WHAT THE EXERCISE ASKS - Write every line of the material out exactly as shown.

RECORDS SUPPLIED -
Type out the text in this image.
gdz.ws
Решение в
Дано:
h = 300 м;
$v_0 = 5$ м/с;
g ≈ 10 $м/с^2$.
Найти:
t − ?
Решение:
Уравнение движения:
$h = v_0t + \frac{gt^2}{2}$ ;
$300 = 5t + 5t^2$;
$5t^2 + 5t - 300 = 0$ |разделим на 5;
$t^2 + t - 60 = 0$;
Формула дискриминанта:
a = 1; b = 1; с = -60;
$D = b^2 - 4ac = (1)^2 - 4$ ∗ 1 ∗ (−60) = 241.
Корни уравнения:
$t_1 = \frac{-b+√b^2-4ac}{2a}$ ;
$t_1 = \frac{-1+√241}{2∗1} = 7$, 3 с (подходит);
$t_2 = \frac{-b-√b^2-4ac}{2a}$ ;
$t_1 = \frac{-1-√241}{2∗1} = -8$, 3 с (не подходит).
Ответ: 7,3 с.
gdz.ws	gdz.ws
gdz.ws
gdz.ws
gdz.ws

REPLY -
Type out the text in this image.
gdz.ws
Решение в
Дано:
h = 300 м;
$v_0 = 5$ м/с;
g ≈ 10 $м/с^2$.
Найти:
t − ?
Решение:
Уравнение движения:
$h = v_0t + \frac{gt^2}{2}$ ;
$300 = 5t + 5t^2$;
$5t^2 + 5t - 300 = 0$ |разделим на 5;
$t^2 + t - 60 = 0$;
Формула дискриминанта:
a = 1; b = 1; с = -60;
$D = b^2 - 4ac = (1)^2 - 4$ ∗ 1 ∗ (−60) = 241.
Корни уравнения:
$t_1 = \frac{-b+√b^2-4ac}{2a}$ ;
$t_1 = \frac{-1+√241}{2∗1} = 7$, 3 с (подходит);
$t_2 = \frac{-b-√b^2-4ac}{2a}$ ;
$t_1 = \frac{-1-√241}{2∗1} = -8$, 3 с (не подходит).
Ответ: 7,3 с.
gdz.ws	gdz.ws
gdz.ws
gdz.ws
gdz.ws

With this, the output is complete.